[BEGIN Task data]

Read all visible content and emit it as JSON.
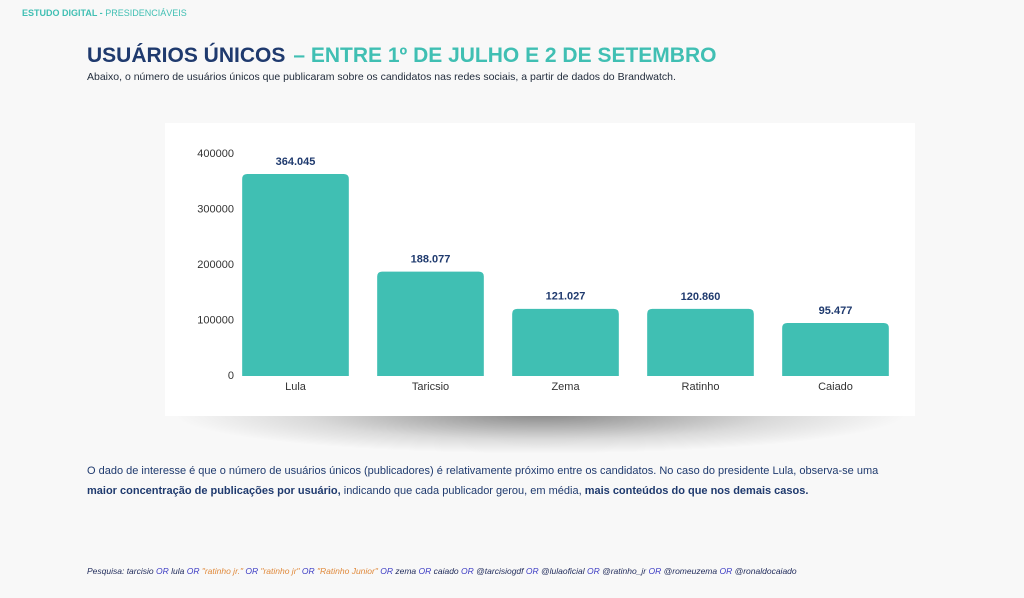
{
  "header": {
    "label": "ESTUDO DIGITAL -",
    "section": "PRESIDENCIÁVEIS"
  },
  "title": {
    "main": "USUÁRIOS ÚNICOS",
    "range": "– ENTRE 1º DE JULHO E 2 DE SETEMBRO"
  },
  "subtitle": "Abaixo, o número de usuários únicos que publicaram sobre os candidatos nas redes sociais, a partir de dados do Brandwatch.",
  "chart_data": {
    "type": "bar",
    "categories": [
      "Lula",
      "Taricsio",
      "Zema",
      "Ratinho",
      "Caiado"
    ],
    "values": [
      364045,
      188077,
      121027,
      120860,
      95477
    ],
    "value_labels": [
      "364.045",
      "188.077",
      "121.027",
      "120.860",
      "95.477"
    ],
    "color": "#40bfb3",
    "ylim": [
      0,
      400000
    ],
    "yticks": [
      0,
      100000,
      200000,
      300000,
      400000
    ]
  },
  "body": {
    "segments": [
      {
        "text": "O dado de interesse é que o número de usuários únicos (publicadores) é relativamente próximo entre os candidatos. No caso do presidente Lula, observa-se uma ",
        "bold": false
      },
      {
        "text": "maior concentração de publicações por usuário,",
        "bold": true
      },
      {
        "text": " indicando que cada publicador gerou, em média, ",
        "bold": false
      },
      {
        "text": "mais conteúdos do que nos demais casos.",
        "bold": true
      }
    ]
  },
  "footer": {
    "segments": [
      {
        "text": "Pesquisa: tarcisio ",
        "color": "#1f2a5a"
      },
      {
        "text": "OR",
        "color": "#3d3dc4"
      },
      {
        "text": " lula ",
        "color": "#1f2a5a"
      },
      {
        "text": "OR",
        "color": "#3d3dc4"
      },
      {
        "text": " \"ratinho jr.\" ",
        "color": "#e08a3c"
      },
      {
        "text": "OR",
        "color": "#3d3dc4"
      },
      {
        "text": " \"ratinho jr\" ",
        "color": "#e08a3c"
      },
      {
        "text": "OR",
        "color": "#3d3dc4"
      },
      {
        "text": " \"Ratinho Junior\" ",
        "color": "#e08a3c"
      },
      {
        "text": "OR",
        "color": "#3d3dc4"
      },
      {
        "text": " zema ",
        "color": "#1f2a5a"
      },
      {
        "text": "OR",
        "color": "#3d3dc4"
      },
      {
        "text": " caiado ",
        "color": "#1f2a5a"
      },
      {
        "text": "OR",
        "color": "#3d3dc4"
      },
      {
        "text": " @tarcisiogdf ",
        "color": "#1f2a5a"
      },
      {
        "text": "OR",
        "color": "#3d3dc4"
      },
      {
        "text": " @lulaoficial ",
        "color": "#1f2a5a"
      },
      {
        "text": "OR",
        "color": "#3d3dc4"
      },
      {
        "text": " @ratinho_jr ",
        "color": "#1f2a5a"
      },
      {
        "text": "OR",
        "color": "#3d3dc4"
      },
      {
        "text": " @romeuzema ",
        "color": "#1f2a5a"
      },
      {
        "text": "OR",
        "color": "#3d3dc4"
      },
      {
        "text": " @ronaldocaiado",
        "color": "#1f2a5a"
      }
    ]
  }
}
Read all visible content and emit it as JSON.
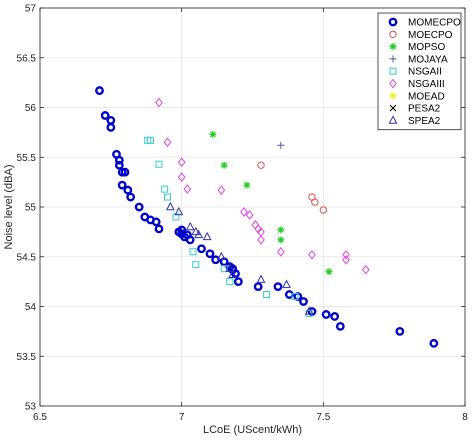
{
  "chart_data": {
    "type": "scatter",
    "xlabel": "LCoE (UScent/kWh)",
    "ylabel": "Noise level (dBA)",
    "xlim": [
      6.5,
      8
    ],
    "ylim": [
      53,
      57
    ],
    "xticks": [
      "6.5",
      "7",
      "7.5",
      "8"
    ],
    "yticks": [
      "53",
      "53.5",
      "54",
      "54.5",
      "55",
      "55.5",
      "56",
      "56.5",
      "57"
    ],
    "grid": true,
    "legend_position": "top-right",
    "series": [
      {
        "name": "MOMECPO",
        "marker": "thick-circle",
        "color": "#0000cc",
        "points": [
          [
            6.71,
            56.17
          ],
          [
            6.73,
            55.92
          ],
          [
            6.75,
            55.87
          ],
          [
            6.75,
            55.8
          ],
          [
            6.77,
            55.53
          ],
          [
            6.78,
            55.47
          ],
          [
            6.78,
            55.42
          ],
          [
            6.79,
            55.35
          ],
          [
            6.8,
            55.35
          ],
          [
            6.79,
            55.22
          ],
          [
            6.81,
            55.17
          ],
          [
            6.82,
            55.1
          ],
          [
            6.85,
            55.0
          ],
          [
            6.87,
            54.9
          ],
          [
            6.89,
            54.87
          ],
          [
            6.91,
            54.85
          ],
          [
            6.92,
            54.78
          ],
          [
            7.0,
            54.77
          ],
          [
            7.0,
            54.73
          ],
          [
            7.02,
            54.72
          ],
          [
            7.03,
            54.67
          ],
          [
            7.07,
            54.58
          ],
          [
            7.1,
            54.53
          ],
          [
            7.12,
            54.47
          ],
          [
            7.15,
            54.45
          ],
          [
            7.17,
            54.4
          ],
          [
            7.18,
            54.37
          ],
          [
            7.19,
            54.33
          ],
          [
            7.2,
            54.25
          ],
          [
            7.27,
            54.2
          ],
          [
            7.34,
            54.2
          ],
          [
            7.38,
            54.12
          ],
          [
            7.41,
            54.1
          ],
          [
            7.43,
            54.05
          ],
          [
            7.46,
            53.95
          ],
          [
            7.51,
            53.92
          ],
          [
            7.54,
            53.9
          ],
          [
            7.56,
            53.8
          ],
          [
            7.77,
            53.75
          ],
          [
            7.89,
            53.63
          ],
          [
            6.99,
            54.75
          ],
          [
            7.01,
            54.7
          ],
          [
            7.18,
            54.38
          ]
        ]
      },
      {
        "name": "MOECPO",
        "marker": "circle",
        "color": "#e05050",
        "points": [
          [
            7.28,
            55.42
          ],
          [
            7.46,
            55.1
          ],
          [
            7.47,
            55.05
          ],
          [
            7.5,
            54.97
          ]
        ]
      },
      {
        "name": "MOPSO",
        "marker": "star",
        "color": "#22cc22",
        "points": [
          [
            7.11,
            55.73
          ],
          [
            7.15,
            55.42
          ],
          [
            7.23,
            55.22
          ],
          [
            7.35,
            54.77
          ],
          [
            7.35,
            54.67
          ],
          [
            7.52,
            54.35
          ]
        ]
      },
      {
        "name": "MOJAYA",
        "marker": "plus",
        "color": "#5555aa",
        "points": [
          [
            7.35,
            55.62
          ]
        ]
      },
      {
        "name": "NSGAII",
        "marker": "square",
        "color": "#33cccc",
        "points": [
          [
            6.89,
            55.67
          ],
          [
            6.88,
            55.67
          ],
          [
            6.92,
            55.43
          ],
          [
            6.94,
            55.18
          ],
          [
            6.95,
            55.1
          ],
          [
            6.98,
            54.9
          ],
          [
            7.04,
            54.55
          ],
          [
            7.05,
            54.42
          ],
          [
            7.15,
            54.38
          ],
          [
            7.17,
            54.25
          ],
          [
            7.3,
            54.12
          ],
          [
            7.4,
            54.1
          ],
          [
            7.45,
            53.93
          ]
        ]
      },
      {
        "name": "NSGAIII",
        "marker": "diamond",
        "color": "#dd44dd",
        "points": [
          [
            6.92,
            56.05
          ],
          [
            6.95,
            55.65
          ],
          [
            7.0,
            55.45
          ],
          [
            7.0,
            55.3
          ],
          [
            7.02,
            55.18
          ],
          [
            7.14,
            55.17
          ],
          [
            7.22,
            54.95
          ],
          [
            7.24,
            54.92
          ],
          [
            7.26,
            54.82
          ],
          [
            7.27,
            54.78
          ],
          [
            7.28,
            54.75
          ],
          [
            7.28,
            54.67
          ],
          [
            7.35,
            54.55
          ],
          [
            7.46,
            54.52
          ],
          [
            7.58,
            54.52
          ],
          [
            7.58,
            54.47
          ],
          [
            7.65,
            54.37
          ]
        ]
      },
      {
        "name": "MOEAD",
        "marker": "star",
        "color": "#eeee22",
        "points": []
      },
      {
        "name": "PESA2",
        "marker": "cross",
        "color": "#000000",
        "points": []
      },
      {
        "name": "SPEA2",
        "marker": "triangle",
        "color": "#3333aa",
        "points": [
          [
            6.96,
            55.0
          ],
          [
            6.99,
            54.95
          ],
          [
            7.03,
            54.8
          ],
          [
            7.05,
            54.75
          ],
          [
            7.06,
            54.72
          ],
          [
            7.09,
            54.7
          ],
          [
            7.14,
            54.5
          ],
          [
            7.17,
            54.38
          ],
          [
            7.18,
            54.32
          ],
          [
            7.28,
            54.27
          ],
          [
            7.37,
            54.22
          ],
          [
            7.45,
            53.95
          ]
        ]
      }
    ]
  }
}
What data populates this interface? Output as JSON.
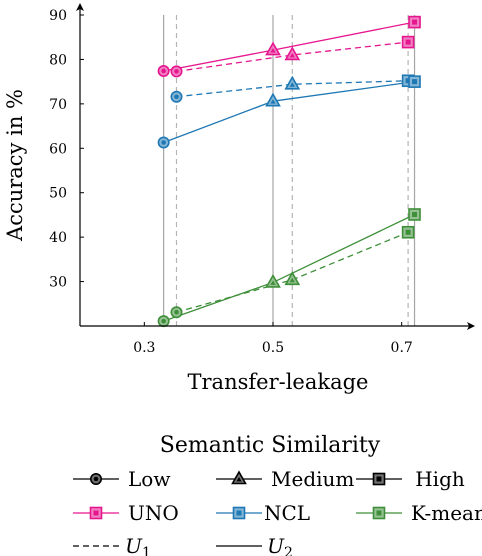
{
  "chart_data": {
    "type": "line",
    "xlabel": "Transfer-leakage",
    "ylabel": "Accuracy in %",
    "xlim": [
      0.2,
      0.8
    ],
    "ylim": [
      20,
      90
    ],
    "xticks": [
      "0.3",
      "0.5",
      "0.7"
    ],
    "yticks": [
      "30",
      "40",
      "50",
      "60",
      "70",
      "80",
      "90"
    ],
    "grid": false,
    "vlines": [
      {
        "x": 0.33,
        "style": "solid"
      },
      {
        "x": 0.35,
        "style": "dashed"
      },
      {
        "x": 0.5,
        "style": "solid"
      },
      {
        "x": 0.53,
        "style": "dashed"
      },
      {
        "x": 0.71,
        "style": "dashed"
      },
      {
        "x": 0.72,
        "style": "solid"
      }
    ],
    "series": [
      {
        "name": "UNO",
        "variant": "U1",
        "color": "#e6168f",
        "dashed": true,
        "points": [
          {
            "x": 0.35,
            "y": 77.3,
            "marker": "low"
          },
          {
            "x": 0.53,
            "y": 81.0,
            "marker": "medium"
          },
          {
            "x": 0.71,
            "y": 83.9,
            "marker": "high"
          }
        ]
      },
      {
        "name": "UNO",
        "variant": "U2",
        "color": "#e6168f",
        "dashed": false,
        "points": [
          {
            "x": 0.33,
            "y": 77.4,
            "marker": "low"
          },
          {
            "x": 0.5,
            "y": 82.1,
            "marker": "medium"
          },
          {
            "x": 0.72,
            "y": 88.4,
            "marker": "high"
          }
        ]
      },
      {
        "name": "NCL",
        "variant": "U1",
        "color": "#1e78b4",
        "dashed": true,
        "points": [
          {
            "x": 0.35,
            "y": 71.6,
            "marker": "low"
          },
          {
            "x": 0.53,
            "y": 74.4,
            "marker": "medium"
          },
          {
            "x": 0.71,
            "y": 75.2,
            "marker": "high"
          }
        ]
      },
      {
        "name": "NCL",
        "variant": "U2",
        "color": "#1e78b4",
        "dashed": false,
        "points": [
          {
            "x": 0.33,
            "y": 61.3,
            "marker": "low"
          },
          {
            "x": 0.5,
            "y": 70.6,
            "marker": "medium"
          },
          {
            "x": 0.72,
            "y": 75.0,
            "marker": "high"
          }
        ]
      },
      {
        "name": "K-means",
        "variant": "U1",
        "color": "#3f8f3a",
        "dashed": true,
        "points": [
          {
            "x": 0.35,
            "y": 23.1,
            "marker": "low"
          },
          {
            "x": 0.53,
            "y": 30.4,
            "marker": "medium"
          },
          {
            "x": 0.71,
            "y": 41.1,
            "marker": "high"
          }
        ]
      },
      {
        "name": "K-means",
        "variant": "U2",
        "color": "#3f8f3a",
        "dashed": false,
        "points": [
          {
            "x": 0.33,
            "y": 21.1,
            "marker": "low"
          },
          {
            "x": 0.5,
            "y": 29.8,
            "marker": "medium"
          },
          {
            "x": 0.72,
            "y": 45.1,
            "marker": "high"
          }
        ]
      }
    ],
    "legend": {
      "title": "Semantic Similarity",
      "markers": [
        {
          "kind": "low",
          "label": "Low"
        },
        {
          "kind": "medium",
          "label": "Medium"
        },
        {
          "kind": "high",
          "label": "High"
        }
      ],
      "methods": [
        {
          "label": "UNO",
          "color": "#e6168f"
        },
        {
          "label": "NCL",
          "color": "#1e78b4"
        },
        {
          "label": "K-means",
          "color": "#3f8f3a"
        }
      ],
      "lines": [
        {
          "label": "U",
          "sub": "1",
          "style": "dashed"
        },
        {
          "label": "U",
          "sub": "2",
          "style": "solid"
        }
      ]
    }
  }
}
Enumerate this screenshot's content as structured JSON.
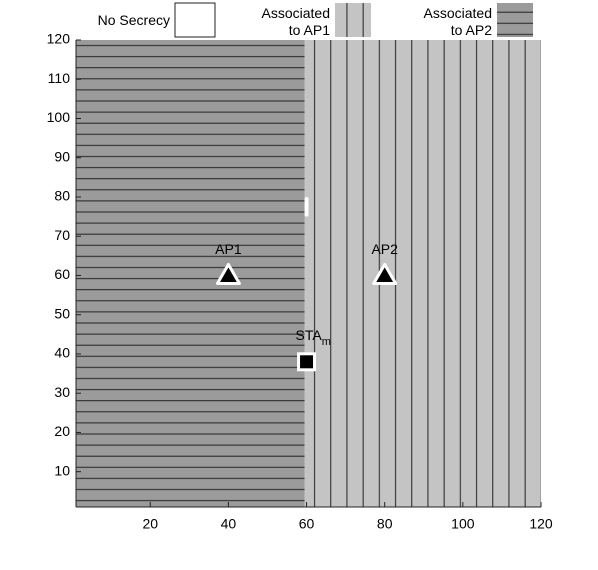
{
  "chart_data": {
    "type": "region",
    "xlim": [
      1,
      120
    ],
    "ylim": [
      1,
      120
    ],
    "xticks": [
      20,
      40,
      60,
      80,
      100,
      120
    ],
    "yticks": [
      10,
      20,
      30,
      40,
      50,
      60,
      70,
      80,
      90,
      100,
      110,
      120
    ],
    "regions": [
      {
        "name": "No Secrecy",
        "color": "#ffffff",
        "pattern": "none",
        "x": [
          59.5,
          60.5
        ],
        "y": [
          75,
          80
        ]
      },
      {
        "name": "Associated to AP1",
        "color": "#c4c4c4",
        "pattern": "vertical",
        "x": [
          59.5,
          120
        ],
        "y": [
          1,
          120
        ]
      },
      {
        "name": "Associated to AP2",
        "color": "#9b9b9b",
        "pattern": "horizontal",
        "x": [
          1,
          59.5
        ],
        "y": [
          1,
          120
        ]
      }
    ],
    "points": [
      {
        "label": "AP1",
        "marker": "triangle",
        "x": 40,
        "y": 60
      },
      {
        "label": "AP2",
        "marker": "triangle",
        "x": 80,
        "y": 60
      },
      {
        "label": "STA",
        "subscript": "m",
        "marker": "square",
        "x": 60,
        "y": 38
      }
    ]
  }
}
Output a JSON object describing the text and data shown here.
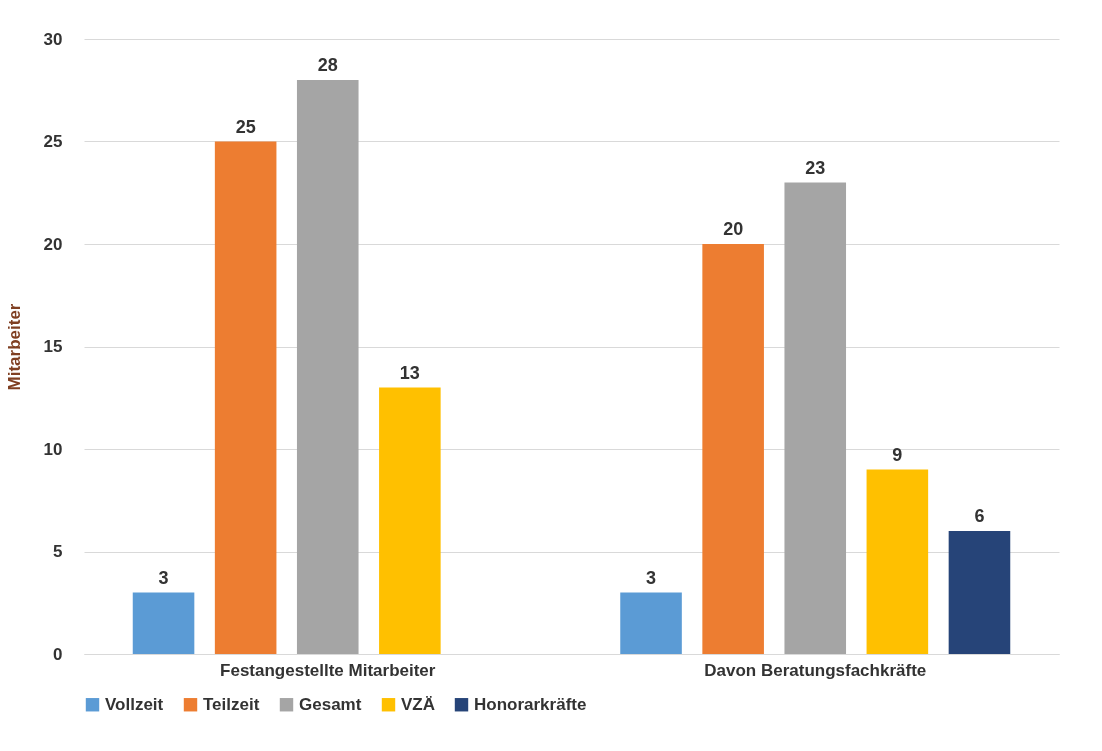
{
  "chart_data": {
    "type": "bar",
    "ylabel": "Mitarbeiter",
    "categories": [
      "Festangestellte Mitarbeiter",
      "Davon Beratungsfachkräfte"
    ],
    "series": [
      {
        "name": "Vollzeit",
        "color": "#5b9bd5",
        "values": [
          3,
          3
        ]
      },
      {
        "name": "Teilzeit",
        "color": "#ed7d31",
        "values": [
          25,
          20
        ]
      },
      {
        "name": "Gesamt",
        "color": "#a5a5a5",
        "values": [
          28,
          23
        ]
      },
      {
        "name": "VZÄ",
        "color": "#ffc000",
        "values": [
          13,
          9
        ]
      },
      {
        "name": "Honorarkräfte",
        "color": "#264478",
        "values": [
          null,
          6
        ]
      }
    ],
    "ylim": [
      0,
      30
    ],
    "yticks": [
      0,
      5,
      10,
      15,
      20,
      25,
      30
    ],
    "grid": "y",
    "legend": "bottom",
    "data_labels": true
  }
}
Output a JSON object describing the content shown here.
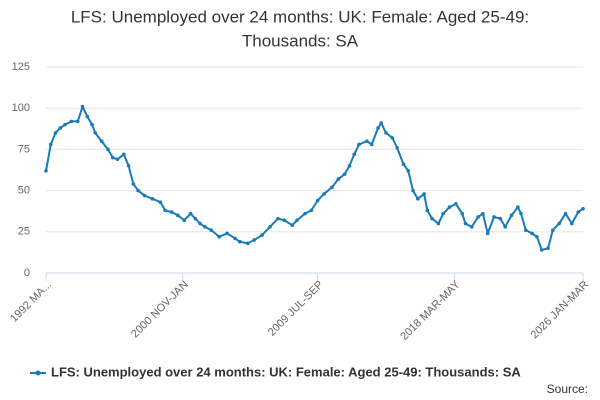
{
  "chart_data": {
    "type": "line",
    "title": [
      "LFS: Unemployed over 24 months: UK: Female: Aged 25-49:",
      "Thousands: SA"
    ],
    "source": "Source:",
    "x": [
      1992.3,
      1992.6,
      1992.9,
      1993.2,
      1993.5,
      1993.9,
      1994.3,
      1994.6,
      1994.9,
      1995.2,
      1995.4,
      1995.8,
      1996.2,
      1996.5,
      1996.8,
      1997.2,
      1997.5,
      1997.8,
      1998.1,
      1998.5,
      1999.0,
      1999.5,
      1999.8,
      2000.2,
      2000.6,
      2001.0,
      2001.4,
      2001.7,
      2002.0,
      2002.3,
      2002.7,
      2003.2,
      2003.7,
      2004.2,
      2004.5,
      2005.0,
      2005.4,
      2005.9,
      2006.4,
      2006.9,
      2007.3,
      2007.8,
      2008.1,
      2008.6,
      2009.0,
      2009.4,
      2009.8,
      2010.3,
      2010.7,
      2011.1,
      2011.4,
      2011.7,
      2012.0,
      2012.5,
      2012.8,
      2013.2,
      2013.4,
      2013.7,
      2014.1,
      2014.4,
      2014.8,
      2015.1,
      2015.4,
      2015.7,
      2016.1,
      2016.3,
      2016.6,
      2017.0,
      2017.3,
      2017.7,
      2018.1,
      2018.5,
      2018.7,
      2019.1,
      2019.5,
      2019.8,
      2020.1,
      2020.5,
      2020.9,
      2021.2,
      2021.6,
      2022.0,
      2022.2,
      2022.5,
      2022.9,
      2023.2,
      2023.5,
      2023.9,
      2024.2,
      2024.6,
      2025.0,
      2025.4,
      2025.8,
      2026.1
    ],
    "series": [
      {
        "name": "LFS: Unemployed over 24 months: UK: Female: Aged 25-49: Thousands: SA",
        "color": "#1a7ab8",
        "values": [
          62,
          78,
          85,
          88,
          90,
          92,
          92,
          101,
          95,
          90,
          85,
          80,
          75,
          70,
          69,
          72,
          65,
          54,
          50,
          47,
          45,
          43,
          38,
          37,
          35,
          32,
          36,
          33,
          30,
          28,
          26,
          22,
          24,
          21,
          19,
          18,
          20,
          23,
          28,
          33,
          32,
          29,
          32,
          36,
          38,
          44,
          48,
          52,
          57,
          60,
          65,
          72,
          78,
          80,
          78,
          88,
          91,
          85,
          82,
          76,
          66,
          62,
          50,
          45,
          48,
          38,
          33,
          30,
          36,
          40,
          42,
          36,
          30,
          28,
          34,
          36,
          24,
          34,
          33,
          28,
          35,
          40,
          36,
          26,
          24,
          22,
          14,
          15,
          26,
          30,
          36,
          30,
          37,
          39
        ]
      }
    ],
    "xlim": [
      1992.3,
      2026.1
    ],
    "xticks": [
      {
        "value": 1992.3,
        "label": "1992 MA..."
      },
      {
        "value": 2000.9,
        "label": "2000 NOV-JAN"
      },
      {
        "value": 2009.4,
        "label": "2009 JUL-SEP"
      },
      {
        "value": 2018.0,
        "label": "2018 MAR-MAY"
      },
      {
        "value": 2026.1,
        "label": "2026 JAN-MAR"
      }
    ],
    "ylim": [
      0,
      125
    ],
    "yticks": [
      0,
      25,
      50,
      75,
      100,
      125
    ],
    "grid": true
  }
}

[END Task data]

• Requirement: Show the lines of the material that contain the word "object".

• Written solution:
Output a JSON object describing the text and data shown here.
Output a JSON object describing the content shown here.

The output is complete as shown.